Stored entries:
[START]
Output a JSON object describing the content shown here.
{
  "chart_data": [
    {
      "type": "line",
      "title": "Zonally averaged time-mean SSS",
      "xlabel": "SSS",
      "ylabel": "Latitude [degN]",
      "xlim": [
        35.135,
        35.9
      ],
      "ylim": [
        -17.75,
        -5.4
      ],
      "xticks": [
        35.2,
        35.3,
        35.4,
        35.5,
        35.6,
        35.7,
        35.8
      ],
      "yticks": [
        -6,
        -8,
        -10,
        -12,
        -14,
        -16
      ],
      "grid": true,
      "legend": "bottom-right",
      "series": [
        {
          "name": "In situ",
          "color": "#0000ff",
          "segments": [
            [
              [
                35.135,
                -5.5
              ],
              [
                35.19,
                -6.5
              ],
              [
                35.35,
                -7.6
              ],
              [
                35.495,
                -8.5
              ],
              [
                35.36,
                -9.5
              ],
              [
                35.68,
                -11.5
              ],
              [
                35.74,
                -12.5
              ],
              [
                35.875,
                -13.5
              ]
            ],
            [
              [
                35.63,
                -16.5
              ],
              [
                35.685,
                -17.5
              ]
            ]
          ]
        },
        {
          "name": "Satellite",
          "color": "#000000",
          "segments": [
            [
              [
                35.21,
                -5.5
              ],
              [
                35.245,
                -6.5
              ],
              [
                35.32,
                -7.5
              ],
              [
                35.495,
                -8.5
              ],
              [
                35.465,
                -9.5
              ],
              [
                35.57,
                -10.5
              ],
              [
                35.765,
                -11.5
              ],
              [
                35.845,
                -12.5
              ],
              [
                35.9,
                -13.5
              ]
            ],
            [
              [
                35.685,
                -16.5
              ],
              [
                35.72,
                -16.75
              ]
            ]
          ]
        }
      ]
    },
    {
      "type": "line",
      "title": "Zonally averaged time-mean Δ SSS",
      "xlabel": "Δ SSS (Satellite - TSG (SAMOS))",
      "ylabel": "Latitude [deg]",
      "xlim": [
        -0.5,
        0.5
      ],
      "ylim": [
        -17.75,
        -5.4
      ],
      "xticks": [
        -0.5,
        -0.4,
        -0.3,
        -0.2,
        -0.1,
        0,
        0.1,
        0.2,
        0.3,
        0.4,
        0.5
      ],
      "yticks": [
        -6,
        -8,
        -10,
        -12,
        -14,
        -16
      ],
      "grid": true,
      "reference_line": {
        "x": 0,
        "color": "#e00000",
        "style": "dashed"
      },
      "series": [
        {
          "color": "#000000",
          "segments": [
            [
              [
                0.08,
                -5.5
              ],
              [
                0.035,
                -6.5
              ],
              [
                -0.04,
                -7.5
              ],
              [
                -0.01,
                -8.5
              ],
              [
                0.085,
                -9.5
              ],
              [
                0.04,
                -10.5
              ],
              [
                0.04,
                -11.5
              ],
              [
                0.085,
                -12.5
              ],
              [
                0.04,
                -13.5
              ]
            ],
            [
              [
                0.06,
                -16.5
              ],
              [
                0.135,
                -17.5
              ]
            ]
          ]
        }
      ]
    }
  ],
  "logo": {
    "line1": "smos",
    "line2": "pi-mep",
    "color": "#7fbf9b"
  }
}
[END]
[START]
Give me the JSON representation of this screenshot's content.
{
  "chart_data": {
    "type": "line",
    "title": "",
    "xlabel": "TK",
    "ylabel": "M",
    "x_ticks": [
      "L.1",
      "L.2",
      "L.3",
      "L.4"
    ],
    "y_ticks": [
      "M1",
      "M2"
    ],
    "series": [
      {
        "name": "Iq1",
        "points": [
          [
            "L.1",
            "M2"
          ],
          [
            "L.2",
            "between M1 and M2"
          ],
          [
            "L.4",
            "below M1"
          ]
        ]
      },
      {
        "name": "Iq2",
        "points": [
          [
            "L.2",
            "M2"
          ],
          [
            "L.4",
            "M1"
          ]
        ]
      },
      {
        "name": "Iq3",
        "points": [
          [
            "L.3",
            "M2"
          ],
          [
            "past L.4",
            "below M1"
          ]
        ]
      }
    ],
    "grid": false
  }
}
[END]
[START]
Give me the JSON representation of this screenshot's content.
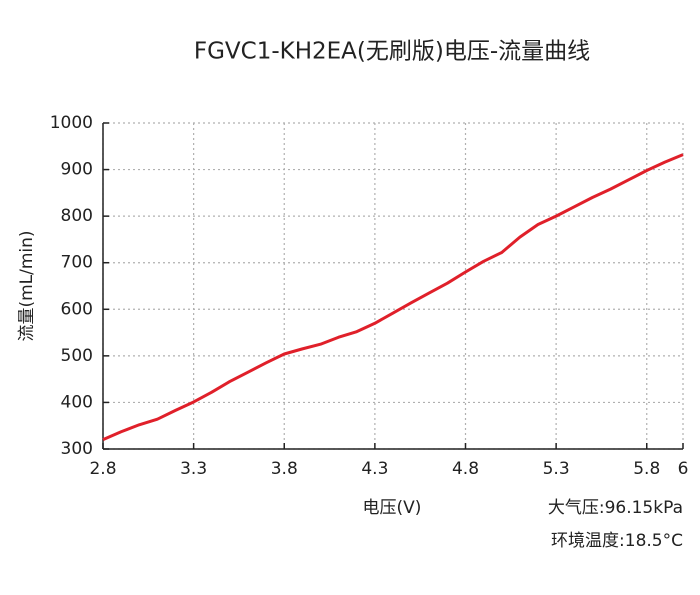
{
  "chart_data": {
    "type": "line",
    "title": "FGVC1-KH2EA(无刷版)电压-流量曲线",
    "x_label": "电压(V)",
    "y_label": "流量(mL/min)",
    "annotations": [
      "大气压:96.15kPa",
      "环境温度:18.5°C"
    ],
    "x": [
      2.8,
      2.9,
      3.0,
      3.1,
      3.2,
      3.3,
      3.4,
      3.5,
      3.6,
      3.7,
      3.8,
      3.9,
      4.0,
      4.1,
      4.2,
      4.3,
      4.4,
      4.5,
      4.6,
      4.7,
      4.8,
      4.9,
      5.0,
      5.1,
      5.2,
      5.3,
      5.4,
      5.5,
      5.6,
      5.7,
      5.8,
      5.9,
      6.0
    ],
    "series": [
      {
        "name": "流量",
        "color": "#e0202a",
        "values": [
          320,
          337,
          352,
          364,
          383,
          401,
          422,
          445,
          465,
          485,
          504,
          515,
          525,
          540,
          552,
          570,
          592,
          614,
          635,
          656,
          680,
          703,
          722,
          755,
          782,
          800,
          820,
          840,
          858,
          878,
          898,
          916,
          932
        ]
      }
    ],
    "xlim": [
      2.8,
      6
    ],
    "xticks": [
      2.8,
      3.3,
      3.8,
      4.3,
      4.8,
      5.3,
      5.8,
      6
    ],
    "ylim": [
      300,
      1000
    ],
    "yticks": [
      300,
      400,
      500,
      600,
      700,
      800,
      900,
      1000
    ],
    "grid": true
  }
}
[END]
Exercise objective: Pull every line containing "Latitude" out of the data above.

Exercise response:
      "ylabel": "Latitude [degN]",
      "ylabel": "Latitude [deg]",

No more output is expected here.